**TASK REQUIREMENTS**
Give the number of lines that include the word "color", nothing more.

Structured figure records

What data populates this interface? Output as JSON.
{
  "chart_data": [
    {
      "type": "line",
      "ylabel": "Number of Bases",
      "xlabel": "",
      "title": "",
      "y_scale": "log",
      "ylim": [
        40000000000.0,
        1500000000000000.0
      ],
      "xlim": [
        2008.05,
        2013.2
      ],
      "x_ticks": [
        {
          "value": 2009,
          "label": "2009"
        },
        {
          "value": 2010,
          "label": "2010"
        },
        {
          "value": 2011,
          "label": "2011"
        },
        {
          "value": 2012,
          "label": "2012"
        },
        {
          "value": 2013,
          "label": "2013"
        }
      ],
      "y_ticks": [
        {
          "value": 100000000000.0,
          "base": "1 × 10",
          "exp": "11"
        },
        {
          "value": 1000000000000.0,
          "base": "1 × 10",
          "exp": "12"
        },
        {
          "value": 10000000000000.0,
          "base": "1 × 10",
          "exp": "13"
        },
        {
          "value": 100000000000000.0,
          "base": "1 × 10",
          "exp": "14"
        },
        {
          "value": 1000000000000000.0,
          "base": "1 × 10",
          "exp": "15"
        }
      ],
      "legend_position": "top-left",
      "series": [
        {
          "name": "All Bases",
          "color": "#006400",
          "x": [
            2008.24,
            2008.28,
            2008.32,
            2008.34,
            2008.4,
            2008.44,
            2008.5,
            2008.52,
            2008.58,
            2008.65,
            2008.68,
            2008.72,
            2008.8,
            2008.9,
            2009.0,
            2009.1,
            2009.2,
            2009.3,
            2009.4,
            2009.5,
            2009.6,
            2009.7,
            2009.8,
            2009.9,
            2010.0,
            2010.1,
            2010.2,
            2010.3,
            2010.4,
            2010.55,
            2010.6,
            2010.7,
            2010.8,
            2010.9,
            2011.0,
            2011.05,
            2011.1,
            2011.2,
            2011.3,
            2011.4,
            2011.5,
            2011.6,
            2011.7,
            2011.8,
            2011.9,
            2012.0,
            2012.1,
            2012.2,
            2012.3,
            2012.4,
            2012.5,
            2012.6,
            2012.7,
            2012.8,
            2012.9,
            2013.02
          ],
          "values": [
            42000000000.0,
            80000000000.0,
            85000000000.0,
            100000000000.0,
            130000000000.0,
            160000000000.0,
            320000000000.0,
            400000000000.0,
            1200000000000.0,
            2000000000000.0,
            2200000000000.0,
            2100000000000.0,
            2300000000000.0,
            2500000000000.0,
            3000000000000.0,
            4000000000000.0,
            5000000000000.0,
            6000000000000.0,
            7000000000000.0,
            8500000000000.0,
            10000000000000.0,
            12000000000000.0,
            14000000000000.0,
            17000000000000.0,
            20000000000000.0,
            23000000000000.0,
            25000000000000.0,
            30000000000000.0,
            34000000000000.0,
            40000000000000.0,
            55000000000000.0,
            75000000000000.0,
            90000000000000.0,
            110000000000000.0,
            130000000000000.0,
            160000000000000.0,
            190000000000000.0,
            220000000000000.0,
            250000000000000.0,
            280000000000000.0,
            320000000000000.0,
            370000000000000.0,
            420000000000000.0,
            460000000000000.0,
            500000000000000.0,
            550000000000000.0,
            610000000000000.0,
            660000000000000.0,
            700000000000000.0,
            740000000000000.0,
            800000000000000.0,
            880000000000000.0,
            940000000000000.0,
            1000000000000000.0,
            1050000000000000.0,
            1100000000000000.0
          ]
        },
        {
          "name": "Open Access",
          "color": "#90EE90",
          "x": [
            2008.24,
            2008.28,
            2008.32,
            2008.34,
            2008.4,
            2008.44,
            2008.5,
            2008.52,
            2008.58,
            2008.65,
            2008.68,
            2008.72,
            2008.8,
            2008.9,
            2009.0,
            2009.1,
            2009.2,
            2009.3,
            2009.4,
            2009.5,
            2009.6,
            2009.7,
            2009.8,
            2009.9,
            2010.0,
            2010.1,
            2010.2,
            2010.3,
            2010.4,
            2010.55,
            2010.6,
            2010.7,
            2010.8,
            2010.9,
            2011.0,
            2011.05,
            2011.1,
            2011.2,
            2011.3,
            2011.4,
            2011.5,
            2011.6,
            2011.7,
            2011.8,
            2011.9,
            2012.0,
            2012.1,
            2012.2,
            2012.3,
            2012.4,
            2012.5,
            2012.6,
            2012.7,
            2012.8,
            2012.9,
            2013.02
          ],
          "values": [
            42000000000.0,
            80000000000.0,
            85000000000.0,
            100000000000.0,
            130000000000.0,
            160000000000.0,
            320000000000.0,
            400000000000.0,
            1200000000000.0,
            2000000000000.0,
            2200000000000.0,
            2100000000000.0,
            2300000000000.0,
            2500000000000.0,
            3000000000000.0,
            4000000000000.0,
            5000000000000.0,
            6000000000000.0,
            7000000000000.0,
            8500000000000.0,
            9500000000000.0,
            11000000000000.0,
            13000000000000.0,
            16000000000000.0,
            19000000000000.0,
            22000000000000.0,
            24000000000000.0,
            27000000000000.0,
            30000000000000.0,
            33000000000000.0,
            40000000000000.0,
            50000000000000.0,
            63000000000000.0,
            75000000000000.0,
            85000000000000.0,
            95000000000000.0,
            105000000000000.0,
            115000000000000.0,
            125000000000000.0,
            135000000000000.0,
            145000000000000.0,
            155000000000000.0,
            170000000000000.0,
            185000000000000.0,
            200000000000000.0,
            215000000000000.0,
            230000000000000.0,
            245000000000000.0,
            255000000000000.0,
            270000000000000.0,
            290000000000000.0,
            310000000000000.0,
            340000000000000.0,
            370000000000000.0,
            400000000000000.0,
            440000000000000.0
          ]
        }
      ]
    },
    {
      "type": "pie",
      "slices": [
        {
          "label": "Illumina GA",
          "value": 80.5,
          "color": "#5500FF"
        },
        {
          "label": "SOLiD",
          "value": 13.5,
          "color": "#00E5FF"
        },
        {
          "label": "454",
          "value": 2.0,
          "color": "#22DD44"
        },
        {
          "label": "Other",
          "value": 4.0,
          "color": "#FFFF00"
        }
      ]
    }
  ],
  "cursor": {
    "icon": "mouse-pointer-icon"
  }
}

**SOLUTION FOR THIS PROBLEM**
6